◆ Work to complete:
Report every line in the listing that contains the string "tradition".

◆ Available records:
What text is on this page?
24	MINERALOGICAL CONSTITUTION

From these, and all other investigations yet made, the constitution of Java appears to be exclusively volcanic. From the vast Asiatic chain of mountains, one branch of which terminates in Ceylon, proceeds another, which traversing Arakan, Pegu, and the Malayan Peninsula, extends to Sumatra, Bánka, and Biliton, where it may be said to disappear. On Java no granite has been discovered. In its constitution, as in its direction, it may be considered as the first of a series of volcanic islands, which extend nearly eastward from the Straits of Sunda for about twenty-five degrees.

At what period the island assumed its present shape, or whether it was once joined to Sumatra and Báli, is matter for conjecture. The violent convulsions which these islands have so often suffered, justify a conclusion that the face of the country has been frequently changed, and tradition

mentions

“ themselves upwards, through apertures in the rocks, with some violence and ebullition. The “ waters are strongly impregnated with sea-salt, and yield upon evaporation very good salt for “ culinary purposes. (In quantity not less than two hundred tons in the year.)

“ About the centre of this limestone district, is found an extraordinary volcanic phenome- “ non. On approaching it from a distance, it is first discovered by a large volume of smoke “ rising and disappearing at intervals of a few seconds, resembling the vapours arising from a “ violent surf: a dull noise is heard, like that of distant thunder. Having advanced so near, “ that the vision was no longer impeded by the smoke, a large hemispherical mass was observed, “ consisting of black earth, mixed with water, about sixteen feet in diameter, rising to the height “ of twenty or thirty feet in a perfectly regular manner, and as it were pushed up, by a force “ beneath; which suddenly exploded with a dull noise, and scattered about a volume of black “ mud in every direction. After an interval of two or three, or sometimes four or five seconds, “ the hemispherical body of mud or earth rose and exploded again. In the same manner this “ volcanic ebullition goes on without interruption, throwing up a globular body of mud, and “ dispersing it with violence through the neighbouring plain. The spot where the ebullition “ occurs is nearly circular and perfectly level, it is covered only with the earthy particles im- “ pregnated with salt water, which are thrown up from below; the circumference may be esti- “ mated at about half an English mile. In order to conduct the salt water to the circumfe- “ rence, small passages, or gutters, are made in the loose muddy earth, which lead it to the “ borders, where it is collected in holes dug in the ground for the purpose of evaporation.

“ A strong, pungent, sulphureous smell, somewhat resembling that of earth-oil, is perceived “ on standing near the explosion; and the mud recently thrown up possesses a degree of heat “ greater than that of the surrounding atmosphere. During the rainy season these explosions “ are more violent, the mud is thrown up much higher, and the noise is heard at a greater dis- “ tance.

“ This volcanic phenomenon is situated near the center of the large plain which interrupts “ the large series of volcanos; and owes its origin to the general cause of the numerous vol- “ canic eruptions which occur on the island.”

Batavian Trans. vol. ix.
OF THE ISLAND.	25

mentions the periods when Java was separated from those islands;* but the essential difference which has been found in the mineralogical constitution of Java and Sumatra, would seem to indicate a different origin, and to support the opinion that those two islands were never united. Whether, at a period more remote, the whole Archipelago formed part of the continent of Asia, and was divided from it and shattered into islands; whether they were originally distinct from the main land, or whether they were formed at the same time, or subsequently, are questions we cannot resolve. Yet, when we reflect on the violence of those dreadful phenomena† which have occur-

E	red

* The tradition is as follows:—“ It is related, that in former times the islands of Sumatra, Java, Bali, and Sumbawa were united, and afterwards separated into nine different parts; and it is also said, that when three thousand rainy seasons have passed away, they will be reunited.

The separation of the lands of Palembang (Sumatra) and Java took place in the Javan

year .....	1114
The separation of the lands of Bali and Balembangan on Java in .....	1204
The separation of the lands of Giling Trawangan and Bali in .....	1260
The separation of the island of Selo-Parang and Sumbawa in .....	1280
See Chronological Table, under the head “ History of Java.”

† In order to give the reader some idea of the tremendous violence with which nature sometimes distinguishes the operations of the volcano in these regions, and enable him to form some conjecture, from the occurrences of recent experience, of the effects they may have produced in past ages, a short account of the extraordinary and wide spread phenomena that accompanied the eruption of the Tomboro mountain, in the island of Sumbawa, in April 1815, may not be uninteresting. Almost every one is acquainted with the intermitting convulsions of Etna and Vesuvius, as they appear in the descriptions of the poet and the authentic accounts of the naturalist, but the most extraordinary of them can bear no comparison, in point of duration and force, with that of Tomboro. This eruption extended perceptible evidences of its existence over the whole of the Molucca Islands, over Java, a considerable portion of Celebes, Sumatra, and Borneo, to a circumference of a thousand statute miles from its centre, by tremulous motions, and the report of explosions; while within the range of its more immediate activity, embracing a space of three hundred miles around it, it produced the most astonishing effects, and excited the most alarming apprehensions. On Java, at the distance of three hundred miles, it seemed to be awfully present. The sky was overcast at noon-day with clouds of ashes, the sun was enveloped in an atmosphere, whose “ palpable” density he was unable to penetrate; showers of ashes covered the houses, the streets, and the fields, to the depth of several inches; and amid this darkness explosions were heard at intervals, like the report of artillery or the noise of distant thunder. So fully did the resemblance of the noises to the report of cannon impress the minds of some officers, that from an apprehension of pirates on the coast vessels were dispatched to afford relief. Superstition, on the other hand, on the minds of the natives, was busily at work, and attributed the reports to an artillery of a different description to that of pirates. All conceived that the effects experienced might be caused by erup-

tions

◆ Written solution:
At what period the island assumed its present shape, or whether it was once joined to Sumatra and Báli, is matter for conjecture. The violent convulsions which these islands have so often suffered, justify a conclusion that the face of the country has been frequently changed, and tradition
* The tradition is as follows:—“ It is related, that in former times the islands of Sumatra, Java, Bali, and Sumbawa were united, and afterwards separated into nine different parts; and it is also said, that when three thousand rainy seasons have passed away, they will be reunited.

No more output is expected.